Records for the task
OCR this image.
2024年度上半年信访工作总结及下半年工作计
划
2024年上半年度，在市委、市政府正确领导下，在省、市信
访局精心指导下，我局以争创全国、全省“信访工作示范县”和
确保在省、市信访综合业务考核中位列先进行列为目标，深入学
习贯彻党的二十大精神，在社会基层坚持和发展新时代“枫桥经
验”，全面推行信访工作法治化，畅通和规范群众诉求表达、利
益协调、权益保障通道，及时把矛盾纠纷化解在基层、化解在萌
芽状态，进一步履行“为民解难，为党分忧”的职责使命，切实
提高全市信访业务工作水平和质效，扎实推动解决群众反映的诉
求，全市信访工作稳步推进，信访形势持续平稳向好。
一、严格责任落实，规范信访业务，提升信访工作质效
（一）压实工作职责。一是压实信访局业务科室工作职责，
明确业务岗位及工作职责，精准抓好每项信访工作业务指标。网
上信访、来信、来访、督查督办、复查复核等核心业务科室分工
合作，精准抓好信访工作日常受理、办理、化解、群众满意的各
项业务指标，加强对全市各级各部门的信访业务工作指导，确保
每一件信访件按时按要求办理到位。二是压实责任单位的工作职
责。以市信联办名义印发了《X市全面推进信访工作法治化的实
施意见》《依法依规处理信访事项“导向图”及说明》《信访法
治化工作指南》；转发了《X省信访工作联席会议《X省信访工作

Task
Make a verbatim copy of every entry shown above.

Expected answer
OCR this image.
2024年度上半年信访工作总结及下半年工作计
划
2024年上半年度，在市委、市政府正确领导下，在省、市信
访局精心指导下，我局以争创全国、全省“信访工作示范县”和
确保在省、市信访综合业务考核中位列先进行列为目标，深入学
习贯彻党的二十大精神，在社会基层坚持和发展新时代“枫桥经
验”，全面推行信访工作法治化，畅通和规范群众诉求表达、利
益协调、权益保障通道，及时把矛盾纠纷化解在基层、化解在萌
芽状态，进一步履行“为民解难，为党分忧”的职责使命，切实
提高全市信访业务工作水平和质效，扎实推动解决群众反映的诉
求，全市信访工作稳步推进，信访形势持续平稳向好。
一、严格责任落实，规范信访业务，提升信访工作质效
（一）压实工作职责。一是压实信访局业务科室工作职责，
明确业务岗位及工作职责，精准抓好每项信访工作业务指标。网
上信访、来信、来访、督查督办、复查复核等核心业务科室分工
合作，精准抓好信访工作日常受理、办理、化解、群众满意的各
项业务指标，加强对全市各级各部门的信访业务工作指导，确保
每一件信访件按时按要求办理到位。二是压实责任单位的工作职
责。以市信联办名义印发了《X市全面推进信访工作法治化的实
施意见》《依法依规处理信访事项“导向图”及说明》《信访法
治化工作指南》；转发了《X省信访工作联席会议《X省信访工作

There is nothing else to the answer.